▸ **Information supplied**:
━━━━━━━━━━━━━━━━━━━━━━━━━━━━━━

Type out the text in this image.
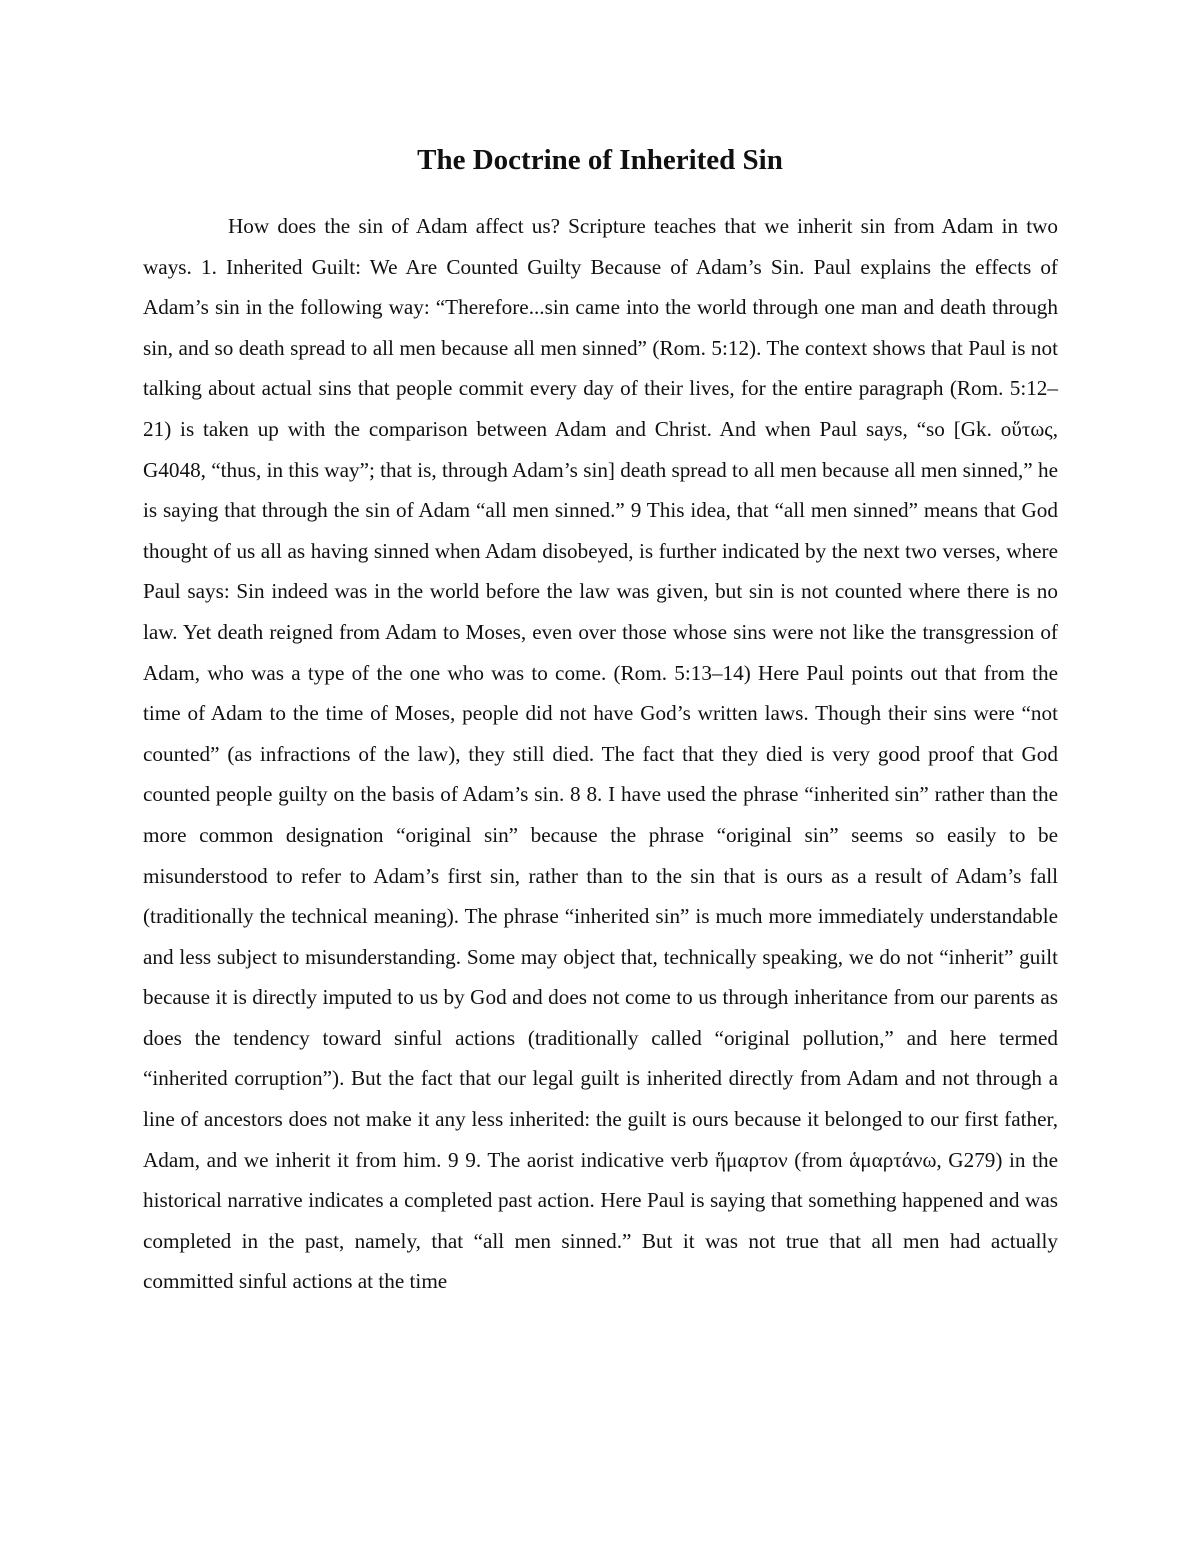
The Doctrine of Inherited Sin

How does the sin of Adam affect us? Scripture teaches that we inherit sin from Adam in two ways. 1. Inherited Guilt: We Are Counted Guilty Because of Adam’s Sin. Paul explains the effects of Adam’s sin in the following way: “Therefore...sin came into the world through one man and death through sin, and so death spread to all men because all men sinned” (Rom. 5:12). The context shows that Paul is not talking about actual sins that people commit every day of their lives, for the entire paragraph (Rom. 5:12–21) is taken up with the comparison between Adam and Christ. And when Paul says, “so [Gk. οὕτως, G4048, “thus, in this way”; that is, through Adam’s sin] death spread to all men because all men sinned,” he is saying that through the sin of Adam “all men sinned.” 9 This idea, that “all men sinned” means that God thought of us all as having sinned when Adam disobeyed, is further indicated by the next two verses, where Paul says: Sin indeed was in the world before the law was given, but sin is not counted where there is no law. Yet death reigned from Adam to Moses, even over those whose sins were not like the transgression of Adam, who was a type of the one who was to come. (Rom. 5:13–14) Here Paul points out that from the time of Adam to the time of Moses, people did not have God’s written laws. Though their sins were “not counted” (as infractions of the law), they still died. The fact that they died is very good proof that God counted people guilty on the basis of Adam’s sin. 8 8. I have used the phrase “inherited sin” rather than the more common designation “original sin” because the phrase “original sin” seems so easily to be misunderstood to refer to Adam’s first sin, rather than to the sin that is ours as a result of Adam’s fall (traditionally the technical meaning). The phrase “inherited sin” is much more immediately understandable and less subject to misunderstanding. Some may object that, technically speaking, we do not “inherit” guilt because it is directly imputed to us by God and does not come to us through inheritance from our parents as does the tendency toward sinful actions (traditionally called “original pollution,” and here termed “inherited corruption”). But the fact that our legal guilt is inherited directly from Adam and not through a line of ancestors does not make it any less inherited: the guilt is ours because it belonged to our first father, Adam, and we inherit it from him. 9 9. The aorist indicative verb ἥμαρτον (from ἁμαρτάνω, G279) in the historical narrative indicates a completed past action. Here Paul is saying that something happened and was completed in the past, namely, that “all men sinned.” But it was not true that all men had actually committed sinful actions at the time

━━━━━━━━━━━━━━━━━━━━━━━━━━━━━━

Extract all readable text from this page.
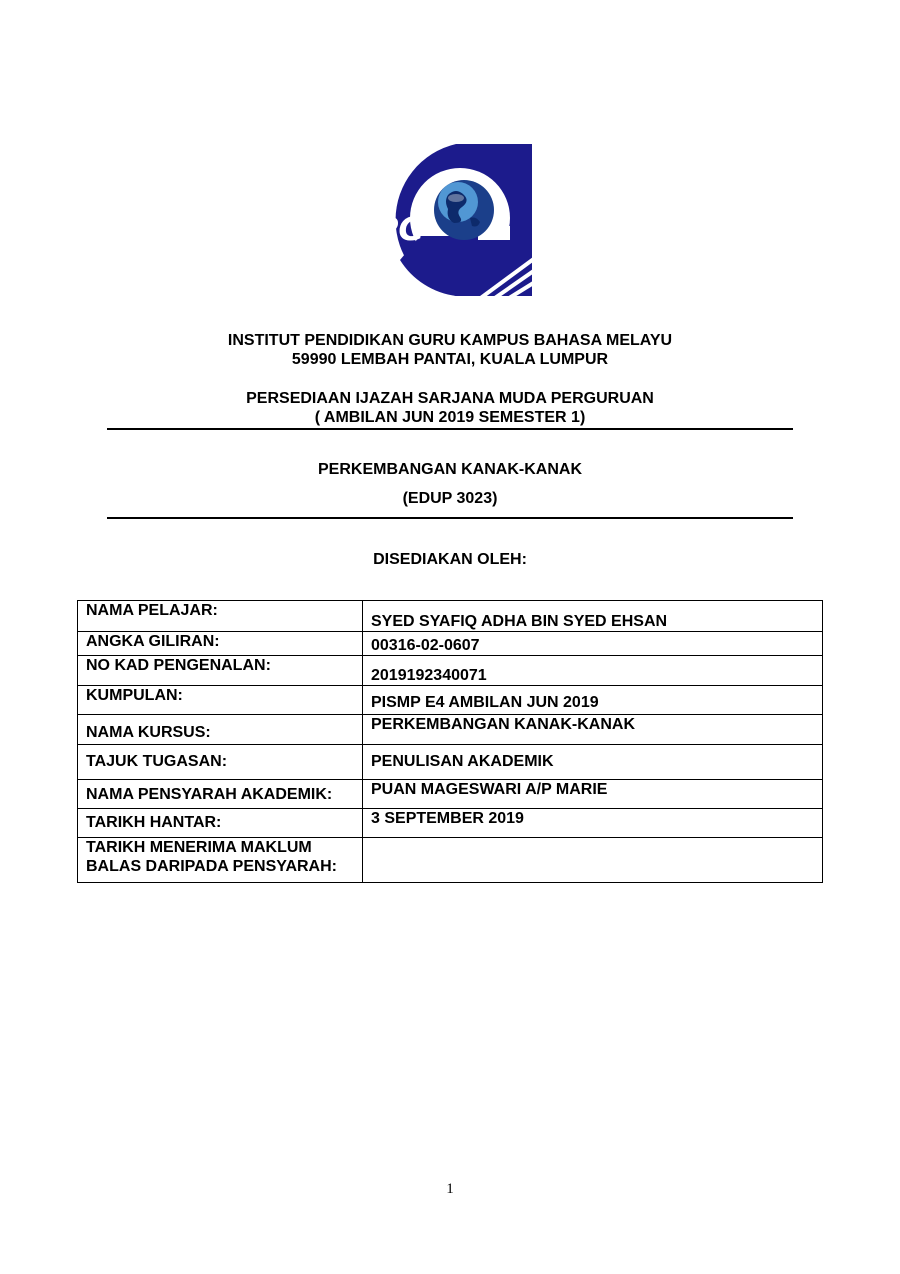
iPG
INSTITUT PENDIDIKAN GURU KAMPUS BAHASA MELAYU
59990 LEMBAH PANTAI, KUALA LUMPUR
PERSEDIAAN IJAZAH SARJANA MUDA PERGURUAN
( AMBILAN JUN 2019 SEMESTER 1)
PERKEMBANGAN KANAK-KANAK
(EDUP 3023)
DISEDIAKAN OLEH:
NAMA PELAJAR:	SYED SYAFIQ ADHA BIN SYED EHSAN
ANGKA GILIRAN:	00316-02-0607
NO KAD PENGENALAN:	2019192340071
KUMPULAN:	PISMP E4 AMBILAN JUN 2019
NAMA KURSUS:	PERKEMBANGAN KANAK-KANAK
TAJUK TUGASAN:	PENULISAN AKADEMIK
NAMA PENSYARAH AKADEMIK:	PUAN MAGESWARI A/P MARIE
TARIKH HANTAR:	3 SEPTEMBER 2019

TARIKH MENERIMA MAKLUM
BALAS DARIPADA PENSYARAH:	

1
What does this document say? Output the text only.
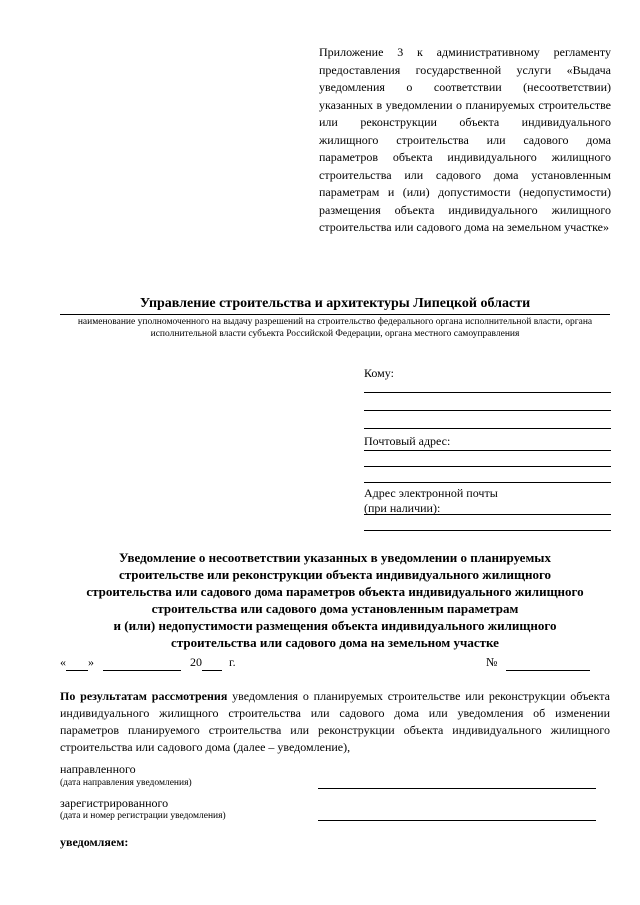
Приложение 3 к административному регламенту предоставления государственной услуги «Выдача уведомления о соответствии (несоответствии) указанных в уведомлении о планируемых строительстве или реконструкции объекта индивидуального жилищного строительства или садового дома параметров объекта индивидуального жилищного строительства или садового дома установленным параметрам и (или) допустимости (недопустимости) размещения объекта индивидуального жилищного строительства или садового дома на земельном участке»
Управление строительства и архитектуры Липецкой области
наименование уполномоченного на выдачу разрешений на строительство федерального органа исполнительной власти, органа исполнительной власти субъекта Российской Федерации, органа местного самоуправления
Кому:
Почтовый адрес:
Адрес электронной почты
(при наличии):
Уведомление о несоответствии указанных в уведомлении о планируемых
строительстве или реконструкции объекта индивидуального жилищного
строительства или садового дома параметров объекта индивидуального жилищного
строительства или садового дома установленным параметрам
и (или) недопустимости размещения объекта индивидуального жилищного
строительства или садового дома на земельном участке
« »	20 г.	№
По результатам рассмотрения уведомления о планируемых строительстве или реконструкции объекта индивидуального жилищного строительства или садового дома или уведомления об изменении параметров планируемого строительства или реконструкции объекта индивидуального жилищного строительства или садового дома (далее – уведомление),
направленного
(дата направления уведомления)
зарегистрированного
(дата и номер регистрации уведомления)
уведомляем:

━━━━━━━━━━━━━━━━━━━━━━━━━━━━━━

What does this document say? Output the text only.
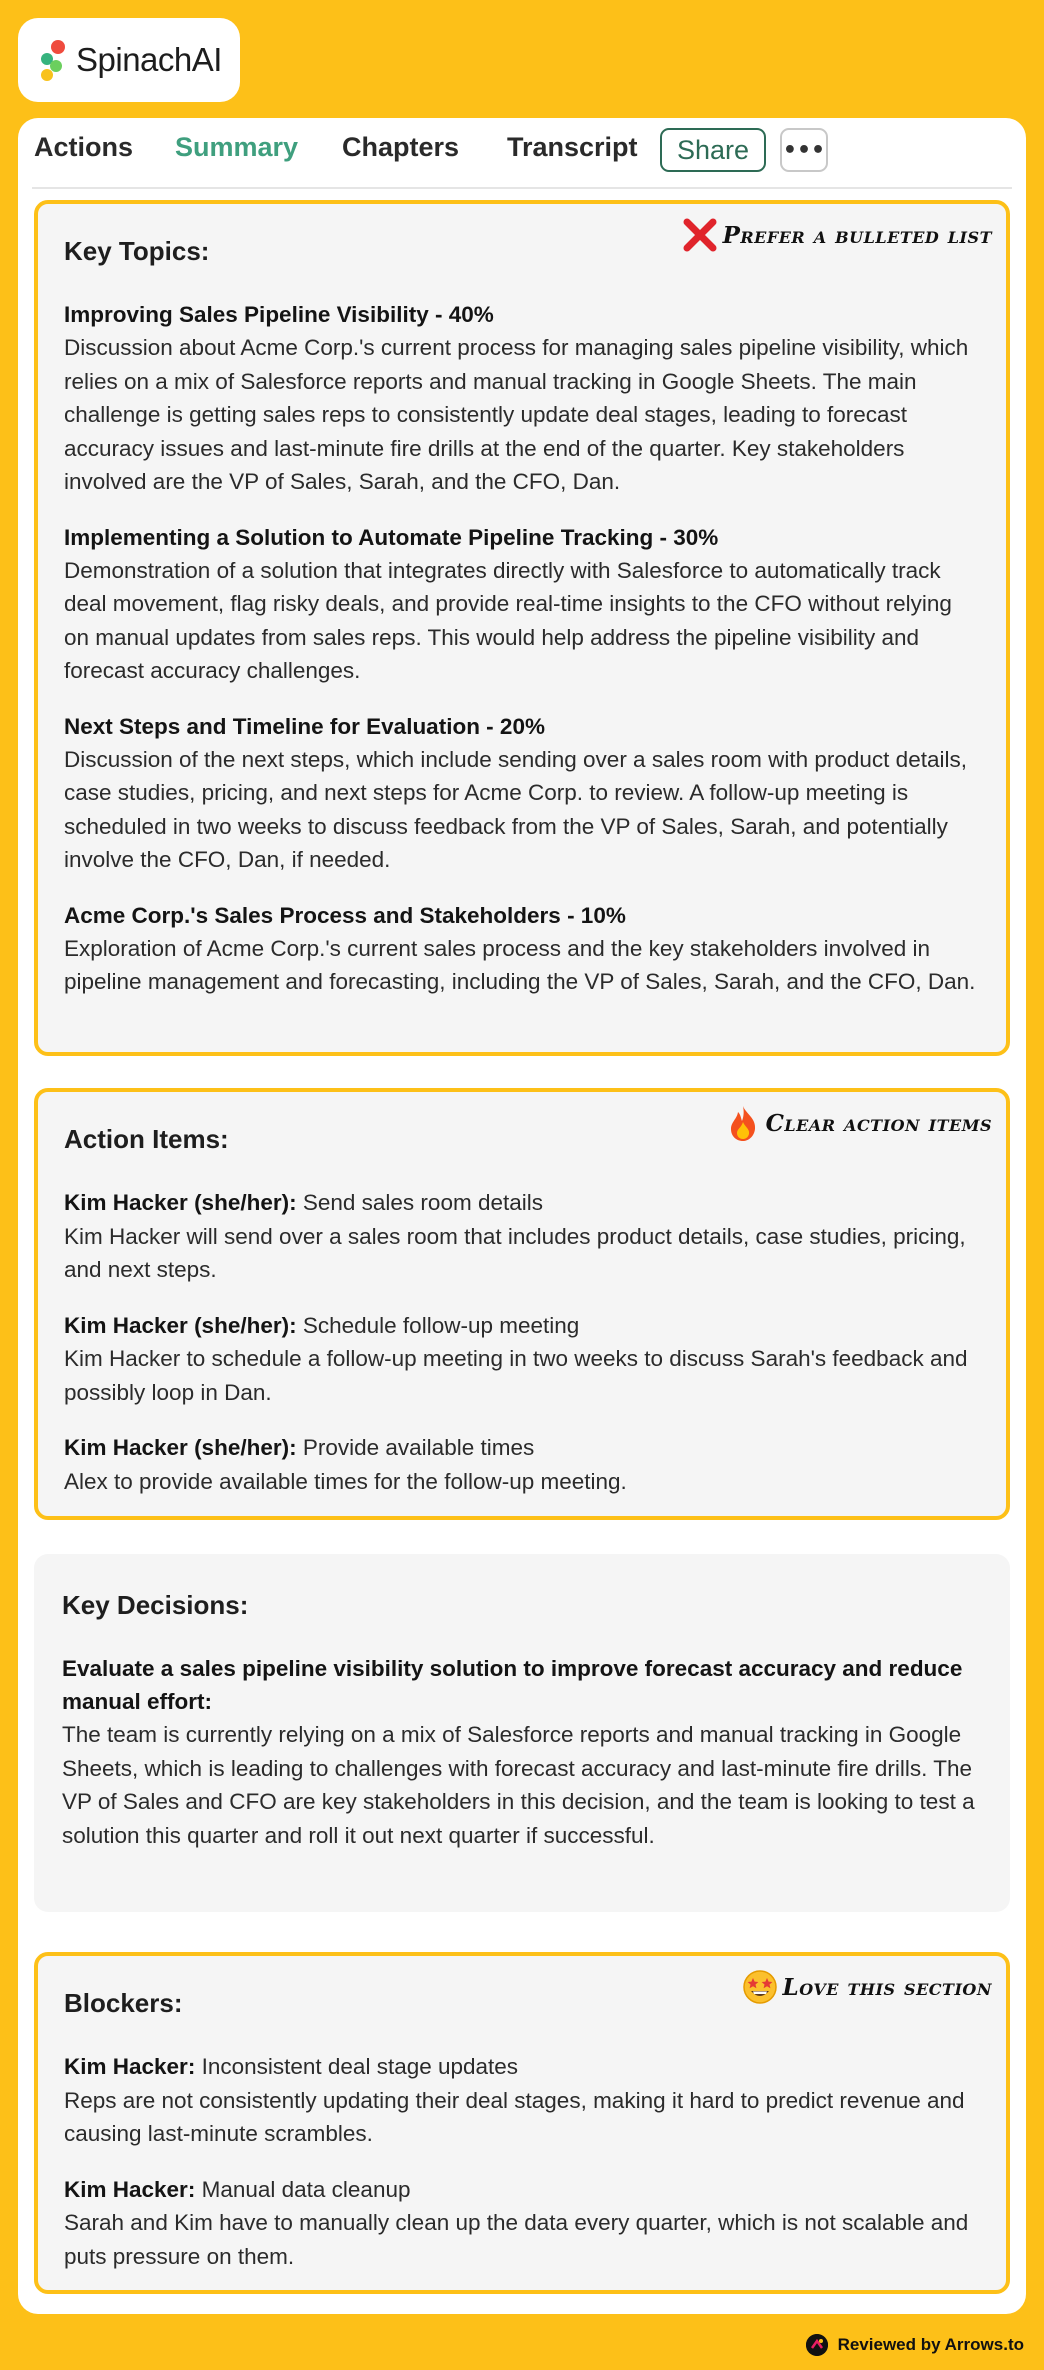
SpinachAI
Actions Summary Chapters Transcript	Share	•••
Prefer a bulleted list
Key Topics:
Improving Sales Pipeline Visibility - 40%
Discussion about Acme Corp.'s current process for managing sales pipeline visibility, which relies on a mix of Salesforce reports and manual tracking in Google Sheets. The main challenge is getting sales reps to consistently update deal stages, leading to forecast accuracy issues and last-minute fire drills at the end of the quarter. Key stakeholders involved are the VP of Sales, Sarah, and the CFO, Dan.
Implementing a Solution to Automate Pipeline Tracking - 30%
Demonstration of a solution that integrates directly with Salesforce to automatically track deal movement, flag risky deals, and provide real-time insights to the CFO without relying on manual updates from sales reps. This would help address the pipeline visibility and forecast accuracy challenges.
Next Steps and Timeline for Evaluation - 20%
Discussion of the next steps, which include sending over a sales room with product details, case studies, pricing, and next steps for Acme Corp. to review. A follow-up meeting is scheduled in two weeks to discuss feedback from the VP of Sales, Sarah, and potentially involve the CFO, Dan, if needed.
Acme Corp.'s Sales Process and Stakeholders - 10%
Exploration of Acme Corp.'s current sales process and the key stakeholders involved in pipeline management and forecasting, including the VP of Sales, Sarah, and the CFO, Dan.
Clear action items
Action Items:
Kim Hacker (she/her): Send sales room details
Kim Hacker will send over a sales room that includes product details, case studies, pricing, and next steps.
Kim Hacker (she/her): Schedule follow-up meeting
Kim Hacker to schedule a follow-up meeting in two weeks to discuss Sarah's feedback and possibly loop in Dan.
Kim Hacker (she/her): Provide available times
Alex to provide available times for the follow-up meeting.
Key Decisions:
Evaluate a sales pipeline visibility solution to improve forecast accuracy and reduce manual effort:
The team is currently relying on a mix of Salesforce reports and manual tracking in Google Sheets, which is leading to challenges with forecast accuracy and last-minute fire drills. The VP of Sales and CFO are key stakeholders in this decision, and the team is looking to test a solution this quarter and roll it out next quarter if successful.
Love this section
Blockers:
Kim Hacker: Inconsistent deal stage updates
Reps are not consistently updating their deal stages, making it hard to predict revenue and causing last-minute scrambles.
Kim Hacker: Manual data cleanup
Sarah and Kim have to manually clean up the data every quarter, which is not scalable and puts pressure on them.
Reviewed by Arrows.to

━━━━━━━━━━━━━━━━━━━━━━━━━━━━━━

▸ **Task details**:
Each line that holds the word "times" should be extracted from the records.

▸ **Answer to the exercise**:
Kim Hacker (she/her): Provide available times
Alex to provide available times for the follow-up meeting.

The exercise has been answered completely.